RECORDS PROVIDED:

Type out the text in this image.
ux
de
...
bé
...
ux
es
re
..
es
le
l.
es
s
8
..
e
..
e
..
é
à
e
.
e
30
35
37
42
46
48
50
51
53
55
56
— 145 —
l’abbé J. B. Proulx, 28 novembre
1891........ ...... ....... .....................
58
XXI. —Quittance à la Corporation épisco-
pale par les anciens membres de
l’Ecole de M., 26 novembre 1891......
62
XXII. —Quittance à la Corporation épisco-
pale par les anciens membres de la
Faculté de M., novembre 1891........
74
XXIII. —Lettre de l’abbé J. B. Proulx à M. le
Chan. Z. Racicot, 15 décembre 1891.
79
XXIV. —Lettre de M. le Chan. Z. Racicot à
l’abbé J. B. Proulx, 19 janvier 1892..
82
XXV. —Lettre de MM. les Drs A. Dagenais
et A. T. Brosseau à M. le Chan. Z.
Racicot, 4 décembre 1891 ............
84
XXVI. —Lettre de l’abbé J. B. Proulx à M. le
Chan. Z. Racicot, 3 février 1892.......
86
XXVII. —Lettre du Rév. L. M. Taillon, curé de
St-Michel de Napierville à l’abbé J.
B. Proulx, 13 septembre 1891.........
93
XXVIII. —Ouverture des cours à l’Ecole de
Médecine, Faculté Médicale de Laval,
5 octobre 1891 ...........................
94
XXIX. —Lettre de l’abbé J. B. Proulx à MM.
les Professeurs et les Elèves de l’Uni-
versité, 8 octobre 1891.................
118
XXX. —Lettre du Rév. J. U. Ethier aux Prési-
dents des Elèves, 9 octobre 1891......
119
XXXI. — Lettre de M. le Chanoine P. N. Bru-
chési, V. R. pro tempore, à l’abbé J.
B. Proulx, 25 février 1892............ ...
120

TASK REQUIREMENTS: Print the entries exactly. Include every one.

SOLVED EXERCISE:
Type out the text in this image.
ux
de
...
bé
...
ux
es
re
..
es
le
l.
es
s
8
..
e
..
e
..
é
à
e
.
e
30
35
37
42
46
48
50
51
53
55
56
— 145 —
l’abbé J. B. Proulx, 28 novembre
1891........ ...... ....... .....................
58
XXI. —Quittance à la Corporation épisco-
pale par les anciens membres de
l’Ecole de M., 26 novembre 1891......
62
XXII. —Quittance à la Corporation épisco-
pale par les anciens membres de la
Faculté de M., novembre 1891........
74
XXIII. —Lettre de l’abbé J. B. Proulx à M. le
Chan. Z. Racicot, 15 décembre 1891.
79
XXIV. —Lettre de M. le Chan. Z. Racicot à
l’abbé J. B. Proulx, 19 janvier 1892..
82
XXV. —Lettre de MM. les Drs A. Dagenais
et A. T. Brosseau à M. le Chan. Z.
Racicot, 4 décembre 1891 ............
84
XXVI. —Lettre de l’abbé J. B. Proulx à M. le
Chan. Z. Racicot, 3 février 1892.......
86
XXVII. —Lettre du Rév. L. M. Taillon, curé de
St-Michel de Napierville à l’abbé J.
B. Proulx, 13 septembre 1891.........
93
XXVIII. —Ouverture des cours à l’Ecole de
Médecine, Faculté Médicale de Laval,
5 octobre 1891 ...........................
94
XXIX. —Lettre de l’abbé J. B. Proulx à MM.
les Professeurs et les Elèves de l’Uni-
versité, 8 octobre 1891.................
118
XXX. —Lettre du Rév. J. U. Ethier aux Prési-
dents des Elèves, 9 octobre 1891......
119
XXXI. — Lettre de M. le Chanoine P. N. Bru-
chési, V. R. pro tempore, à l’abbé J.
B. Proulx, 25 février 1892............ ...
120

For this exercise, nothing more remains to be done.